=== CHALLENGE ===
Using the material below, copy every line where "marker" appears.

(Records contained in a dataset)
----------------
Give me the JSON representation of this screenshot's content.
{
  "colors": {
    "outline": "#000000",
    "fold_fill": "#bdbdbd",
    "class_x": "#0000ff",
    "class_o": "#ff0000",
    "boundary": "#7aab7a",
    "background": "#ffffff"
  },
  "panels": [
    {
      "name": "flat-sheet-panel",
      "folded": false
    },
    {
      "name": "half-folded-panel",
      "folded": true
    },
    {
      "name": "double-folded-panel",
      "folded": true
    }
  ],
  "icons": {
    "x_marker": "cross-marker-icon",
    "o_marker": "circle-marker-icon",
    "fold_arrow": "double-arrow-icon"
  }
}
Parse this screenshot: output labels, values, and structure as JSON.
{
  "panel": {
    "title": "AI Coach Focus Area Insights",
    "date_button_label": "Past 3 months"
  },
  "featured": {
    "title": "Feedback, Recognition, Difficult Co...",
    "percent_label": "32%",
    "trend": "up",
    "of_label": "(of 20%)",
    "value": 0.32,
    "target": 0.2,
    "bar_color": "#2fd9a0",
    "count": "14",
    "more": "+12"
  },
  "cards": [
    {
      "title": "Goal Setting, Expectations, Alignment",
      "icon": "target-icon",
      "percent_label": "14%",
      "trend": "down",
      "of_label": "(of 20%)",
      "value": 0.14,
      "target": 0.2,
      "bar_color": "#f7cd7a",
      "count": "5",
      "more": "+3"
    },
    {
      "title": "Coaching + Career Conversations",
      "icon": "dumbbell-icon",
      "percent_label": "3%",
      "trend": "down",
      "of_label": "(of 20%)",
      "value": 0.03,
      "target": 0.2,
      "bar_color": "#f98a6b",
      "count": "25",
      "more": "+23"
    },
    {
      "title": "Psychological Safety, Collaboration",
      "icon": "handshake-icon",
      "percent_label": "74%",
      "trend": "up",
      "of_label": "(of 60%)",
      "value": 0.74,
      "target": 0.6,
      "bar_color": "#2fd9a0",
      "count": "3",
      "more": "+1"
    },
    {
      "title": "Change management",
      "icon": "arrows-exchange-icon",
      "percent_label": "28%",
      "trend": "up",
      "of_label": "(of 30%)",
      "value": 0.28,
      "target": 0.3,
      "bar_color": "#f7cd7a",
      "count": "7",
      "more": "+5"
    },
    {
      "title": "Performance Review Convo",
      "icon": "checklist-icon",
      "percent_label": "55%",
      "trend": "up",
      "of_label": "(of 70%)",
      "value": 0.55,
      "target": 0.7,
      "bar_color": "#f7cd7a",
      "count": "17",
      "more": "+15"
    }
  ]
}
----------------
=== RESULT OF THE TASK ===
    "x_marker": "cross-marker-icon",
    "o_marker": "circle-marker-icon",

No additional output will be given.